### [Instructions for the task]
Extract each line holding the word "MILES" from the entries.

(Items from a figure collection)
## start

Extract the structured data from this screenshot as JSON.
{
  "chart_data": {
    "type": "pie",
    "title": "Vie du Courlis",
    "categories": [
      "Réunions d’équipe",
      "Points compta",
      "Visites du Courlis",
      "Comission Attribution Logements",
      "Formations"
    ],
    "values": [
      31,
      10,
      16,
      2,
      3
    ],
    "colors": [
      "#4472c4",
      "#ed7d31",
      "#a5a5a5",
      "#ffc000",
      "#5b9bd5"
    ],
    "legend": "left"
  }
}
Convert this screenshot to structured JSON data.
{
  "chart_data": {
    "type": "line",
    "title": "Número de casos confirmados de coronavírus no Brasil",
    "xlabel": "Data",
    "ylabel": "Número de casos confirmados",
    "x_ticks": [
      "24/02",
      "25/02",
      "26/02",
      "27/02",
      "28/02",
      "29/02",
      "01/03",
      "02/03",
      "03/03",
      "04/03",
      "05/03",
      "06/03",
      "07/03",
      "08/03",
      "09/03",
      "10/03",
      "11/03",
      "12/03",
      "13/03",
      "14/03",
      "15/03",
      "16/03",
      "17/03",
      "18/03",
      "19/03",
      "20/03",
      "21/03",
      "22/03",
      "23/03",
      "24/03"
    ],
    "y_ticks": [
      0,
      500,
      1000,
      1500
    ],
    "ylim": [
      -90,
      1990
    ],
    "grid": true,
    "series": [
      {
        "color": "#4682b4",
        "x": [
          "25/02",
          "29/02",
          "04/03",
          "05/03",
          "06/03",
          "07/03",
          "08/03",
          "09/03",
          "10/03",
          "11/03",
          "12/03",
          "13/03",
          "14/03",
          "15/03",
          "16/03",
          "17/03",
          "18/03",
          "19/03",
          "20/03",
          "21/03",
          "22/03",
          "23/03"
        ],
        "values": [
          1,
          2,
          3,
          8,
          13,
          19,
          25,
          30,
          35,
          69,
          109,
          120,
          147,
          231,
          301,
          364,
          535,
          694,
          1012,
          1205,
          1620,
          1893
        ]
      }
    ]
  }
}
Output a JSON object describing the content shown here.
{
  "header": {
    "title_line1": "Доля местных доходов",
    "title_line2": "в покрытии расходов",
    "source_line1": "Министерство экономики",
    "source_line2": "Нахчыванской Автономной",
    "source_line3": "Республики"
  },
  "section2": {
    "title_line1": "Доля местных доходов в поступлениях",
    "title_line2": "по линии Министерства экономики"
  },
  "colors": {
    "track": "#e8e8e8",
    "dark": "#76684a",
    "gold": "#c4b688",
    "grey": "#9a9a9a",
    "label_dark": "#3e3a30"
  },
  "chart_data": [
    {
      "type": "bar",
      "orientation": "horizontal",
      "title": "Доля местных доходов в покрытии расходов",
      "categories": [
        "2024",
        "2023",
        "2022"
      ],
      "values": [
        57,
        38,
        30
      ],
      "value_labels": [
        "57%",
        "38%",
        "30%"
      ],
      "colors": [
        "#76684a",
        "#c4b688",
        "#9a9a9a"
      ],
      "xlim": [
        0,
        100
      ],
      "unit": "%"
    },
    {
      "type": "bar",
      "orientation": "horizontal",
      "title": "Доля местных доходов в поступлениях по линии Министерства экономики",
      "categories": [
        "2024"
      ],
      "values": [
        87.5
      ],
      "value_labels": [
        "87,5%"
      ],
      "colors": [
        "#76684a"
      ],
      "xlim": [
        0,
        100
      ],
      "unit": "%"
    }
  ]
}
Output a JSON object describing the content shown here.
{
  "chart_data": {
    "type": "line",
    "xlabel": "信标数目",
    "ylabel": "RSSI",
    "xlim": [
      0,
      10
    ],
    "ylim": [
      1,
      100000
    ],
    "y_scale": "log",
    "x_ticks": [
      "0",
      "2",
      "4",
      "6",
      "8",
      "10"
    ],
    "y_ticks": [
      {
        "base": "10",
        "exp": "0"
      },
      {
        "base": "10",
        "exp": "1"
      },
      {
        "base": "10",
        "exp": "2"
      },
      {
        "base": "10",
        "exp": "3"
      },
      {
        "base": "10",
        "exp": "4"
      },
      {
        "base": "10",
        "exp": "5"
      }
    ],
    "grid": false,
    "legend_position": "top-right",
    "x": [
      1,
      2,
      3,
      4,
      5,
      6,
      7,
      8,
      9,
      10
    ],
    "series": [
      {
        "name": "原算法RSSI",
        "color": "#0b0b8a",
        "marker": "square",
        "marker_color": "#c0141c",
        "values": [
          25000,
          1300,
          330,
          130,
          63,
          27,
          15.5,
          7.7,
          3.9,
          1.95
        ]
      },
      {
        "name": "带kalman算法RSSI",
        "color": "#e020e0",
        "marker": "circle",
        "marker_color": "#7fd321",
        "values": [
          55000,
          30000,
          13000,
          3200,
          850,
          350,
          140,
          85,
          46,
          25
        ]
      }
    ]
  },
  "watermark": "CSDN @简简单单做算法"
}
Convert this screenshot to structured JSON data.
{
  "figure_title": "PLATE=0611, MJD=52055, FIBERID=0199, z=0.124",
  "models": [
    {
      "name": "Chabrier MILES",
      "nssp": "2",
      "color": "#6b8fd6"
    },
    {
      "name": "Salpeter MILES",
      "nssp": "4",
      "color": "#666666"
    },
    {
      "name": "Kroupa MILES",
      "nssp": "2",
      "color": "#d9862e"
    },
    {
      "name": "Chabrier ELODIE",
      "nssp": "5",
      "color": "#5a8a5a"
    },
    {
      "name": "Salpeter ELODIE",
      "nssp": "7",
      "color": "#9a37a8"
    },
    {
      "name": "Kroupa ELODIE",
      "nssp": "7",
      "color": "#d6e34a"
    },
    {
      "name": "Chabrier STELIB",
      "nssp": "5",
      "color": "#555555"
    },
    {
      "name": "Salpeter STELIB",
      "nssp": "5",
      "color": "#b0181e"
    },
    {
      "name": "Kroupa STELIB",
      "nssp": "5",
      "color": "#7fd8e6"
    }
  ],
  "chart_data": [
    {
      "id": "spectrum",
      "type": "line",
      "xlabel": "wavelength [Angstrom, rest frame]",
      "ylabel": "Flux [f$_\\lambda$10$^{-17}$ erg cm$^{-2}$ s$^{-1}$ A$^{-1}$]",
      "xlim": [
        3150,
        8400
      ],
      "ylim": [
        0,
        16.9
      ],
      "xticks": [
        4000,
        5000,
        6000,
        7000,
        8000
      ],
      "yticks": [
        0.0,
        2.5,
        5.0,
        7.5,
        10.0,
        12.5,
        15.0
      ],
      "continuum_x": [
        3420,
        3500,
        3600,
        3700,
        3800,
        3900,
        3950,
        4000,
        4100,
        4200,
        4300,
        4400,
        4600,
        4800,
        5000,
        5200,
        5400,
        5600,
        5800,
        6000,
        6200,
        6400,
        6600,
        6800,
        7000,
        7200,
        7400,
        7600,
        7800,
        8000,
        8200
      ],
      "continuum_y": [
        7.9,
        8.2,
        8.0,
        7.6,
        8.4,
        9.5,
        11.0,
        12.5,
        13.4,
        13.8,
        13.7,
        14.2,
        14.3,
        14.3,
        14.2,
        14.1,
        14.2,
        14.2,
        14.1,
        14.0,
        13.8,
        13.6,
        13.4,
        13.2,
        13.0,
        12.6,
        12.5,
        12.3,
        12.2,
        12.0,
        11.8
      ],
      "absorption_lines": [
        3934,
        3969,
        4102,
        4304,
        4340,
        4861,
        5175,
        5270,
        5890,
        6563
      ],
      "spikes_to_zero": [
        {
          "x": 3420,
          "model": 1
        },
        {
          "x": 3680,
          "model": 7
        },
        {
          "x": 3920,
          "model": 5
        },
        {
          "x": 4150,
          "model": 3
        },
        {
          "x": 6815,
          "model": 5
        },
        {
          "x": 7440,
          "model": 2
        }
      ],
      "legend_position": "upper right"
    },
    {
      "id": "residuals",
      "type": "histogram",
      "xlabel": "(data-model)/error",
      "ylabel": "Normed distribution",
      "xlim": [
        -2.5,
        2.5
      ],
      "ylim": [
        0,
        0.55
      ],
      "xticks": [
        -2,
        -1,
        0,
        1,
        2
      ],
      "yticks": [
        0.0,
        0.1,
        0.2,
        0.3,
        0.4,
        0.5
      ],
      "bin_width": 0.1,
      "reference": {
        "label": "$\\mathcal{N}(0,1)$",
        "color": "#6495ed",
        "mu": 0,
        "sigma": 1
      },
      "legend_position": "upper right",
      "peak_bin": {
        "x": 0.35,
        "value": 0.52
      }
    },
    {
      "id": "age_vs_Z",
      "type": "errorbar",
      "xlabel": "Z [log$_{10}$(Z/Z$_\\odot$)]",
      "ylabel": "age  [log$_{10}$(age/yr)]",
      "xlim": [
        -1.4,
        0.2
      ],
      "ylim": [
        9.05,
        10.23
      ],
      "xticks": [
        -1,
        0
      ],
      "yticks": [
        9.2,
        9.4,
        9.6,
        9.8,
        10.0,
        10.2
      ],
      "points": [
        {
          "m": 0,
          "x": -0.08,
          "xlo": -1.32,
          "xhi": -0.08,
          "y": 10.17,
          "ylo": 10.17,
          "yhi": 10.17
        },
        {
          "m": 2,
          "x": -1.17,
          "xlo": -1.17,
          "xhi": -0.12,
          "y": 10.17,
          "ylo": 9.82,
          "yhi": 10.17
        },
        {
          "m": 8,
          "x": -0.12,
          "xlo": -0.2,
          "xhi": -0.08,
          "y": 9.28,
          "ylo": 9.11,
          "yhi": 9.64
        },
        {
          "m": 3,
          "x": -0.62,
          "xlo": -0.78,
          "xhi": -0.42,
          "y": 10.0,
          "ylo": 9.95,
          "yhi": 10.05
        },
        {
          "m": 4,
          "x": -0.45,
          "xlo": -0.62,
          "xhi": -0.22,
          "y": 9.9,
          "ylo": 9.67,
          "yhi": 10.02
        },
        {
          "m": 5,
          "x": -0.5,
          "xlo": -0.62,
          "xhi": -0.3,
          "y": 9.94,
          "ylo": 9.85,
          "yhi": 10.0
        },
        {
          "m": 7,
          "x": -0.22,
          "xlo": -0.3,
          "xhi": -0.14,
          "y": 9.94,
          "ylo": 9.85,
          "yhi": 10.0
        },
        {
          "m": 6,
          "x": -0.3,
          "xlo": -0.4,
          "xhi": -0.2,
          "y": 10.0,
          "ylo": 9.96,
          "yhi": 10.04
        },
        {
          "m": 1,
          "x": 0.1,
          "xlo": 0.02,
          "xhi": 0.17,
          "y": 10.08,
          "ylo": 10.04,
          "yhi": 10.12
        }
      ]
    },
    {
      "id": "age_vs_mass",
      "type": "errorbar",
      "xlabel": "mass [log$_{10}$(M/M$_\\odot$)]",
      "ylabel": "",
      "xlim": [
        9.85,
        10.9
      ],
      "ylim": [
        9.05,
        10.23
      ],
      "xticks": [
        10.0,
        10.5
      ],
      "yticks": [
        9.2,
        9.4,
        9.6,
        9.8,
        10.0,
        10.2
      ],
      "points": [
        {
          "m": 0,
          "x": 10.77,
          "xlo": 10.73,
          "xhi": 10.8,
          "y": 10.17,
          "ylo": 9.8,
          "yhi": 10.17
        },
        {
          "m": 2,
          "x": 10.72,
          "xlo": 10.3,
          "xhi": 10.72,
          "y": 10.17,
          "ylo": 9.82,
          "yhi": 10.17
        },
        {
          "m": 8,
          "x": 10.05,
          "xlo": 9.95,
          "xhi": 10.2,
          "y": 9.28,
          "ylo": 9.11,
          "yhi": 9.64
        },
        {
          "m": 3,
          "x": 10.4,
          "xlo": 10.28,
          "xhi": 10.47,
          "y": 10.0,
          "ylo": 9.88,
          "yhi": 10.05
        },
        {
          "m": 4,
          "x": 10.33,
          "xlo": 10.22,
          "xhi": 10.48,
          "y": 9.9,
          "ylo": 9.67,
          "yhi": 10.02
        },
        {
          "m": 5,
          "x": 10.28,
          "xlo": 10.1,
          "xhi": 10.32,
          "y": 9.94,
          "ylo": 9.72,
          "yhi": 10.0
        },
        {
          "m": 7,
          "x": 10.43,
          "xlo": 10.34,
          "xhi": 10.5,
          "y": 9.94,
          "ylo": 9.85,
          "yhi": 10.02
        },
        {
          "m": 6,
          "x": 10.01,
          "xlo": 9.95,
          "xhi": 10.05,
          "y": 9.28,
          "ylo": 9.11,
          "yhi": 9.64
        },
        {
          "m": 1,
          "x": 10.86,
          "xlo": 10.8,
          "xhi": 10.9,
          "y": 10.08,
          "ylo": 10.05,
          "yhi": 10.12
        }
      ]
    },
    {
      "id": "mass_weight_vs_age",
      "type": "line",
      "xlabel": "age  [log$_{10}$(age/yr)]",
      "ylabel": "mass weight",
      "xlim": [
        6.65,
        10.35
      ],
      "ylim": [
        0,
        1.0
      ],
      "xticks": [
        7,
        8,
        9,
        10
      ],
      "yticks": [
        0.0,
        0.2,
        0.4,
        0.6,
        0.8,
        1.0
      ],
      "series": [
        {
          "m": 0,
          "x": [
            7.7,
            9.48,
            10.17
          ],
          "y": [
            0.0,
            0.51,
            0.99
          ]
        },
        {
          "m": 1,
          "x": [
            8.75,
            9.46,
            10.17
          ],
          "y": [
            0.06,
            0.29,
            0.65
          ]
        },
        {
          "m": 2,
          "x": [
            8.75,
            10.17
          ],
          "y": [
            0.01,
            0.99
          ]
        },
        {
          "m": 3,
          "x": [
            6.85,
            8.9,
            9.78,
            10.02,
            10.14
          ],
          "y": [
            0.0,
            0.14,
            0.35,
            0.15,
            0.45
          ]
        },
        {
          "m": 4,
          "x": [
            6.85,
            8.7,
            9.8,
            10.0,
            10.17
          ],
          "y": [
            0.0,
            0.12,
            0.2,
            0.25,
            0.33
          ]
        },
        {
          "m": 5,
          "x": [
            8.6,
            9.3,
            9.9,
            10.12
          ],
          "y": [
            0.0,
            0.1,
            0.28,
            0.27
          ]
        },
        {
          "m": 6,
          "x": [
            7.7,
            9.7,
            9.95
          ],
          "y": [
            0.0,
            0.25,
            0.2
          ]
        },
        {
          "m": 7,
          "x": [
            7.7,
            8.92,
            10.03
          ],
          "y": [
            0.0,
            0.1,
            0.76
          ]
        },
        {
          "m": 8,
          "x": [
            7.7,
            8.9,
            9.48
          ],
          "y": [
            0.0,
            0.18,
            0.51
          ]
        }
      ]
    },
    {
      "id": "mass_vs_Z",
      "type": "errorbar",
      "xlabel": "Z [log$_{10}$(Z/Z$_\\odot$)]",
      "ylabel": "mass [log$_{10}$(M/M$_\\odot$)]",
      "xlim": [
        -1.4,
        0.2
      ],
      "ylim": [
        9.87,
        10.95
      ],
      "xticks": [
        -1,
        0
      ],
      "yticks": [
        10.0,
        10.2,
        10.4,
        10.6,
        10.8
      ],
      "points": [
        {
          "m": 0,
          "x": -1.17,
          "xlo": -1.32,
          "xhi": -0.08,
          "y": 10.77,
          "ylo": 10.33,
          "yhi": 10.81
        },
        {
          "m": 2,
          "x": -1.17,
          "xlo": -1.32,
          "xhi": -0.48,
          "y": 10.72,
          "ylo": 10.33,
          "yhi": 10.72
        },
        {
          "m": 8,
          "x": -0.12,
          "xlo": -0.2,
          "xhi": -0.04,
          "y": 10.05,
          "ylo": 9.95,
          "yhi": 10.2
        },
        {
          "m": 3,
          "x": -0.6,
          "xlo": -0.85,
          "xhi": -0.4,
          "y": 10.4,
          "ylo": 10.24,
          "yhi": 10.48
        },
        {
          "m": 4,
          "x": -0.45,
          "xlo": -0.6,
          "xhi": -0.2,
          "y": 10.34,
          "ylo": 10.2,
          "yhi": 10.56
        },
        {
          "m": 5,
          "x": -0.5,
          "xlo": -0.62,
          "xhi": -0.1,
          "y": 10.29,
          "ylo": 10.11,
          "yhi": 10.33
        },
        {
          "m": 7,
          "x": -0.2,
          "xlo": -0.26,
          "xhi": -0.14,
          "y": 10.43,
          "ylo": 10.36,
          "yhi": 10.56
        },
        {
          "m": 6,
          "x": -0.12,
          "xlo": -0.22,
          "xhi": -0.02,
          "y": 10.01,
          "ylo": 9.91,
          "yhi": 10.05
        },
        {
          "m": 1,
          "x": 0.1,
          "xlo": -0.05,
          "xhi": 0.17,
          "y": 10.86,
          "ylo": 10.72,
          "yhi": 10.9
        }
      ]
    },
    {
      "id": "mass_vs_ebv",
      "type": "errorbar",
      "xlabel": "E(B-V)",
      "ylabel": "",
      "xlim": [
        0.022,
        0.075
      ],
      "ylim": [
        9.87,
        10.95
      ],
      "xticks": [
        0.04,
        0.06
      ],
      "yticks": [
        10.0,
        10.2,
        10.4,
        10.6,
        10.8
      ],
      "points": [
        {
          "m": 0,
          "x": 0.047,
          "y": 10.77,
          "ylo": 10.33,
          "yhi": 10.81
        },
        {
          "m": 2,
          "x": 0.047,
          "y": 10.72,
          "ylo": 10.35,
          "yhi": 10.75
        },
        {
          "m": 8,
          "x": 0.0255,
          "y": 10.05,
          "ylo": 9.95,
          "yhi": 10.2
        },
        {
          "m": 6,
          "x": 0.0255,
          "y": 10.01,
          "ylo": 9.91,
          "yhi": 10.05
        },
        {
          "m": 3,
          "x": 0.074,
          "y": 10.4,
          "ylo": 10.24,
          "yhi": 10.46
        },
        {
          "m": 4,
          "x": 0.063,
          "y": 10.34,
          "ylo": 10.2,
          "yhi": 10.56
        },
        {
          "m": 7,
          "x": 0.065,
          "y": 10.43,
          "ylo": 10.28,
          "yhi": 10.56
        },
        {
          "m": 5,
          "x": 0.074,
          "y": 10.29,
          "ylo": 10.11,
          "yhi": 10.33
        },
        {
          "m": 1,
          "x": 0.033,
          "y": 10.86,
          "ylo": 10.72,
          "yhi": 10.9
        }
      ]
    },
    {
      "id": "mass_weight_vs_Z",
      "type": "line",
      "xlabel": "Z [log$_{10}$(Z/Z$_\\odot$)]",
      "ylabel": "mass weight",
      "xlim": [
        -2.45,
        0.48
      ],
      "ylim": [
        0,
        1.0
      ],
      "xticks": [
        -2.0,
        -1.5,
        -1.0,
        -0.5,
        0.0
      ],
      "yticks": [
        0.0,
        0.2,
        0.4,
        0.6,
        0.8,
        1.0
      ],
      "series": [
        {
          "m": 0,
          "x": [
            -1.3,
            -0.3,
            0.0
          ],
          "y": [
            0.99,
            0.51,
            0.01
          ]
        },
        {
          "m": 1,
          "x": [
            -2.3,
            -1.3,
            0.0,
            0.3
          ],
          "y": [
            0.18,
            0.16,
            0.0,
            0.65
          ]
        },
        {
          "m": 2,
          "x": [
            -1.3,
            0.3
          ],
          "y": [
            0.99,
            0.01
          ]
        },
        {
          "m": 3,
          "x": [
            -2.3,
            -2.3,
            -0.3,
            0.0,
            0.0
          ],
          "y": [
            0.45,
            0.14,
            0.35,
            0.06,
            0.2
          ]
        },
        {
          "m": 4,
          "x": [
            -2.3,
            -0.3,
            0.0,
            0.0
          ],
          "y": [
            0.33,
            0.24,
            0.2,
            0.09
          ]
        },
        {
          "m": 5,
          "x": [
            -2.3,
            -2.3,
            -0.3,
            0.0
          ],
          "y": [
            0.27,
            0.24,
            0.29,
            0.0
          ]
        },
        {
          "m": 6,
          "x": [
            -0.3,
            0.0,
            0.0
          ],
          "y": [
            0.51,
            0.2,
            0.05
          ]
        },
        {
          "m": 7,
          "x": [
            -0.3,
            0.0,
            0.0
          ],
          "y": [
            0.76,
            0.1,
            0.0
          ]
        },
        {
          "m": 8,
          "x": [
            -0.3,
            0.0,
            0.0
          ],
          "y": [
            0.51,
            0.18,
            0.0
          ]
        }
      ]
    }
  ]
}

## end

### [The solution]
      "name": "Chabrier MILES",
      "name": "Salpeter MILES",
      "name": "Kroupa MILES",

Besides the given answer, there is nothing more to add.